Data section:
= = =
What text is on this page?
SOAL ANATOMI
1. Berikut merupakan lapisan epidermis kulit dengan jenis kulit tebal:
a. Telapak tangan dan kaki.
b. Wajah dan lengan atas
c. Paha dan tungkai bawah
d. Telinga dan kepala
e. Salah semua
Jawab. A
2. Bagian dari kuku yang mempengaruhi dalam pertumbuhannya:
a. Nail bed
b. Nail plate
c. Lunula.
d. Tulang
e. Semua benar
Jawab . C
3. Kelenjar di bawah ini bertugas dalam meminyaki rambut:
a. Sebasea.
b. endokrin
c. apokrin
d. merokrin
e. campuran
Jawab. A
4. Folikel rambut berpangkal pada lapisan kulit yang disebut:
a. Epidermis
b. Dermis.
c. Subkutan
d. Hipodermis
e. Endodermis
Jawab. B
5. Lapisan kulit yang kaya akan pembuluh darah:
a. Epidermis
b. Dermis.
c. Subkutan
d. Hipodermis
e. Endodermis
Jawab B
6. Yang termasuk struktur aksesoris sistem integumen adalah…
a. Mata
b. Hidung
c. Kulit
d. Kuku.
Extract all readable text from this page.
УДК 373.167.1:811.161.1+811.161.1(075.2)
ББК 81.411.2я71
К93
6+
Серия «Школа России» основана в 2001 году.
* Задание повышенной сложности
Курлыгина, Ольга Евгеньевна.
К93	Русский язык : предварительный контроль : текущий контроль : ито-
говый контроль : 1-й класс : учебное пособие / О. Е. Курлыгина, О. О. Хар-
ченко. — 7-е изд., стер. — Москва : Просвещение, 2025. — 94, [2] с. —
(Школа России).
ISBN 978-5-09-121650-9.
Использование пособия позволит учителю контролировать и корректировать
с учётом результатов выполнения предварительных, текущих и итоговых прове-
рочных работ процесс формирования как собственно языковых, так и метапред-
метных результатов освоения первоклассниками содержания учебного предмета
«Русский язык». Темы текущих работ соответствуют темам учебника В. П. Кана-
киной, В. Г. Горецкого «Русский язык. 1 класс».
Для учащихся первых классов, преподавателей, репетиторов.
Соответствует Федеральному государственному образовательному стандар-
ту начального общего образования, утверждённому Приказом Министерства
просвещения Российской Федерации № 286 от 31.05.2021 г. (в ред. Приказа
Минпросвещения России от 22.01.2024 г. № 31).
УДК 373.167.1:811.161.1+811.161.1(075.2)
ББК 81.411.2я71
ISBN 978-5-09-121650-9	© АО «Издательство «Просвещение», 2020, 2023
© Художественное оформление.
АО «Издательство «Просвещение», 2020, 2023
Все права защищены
= = =
Problem description: Write all of the records out again exactly.

Output below:
What text is on this page?
SOAL ANATOMI
1. Berikut merupakan lapisan epidermis kulit dengan jenis kulit tebal:
a. Telapak tangan dan kaki.
b. Wajah dan lengan atas
c. Paha dan tungkai bawah
d. Telinga dan kepala
e. Salah semua
Jawab. A
2. Bagian dari kuku yang mempengaruhi dalam pertumbuhannya:
a. Nail bed
b. Nail plate
c. Lunula.
d. Tulang
e. Semua benar
Jawab . C
3. Kelenjar di bawah ini bertugas dalam meminyaki rambut:
a. Sebasea.
b. endokrin
c. apokrin
d. merokrin
e. campuran
Jawab. A
4. Folikel rambut berpangkal pada lapisan kulit yang disebut:
a. Epidermis
b. Dermis.
c. Subkutan
d. Hipodermis
e. Endodermis
Jawab. B
5. Lapisan kulit yang kaya akan pembuluh darah:
a. Epidermis
b. Dermis.
c. Subkutan
d. Hipodermis
e. Endodermis
Jawab B
6. Yang termasuk struktur aksesoris sistem integumen adalah…
a. Mata
b. Hidung
c. Kulit
d. Kuku.
Extract all readable text from this page.
УДК 373.167.1:811.161.1+811.161.1(075.2)
ББК 81.411.2я71
К93
6+
Серия «Школа России» основана в 2001 году.
* Задание повышенной сложности
Курлыгина, Ольга Евгеньевна.
К93	Русский язык : предварительный контроль : текущий контроль : ито-
говый контроль : 1-й класс : учебное пособие / О. Е. Курлыгина, О. О. Хар-
ченко. — 7-е изд., стер. — Москва : Просвещение, 2025. — 94, [2] с. —
(Школа России).
ISBN 978-5-09-121650-9.
Использование пособия позволит учителю контролировать и корректировать
с учётом результатов выполнения предварительных, текущих и итоговых прове-
рочных работ процесс формирования как собственно языковых, так и метапред-
метных результатов освоения первоклассниками содержания учебного предмета
«Русский язык». Темы текущих работ соответствуют темам учебника В. П. Кана-
киной, В. Г. Горецкого «Русский язык. 1 класс».
Для учащихся первых классов, преподавателей, репетиторов.
Соответствует Федеральному государственному образовательному стандар-
ту начального общего образования, утверждённому Приказом Министерства
просвещения Российской Федерации № 286 от 31.05.2021 г. (в ред. Приказа
Минпросвещения России от 22.01.2024 г. № 31).
УДК 373.167.1:811.161.1+811.161.1(075.2)
ББК 81.411.2я71
ISBN 978-5-09-121650-9	© АО «Издательство «Просвещение», 2020, 2023
© Художественное оформление.
АО «Издательство «Просвещение», 2020, 2023
Все права защищены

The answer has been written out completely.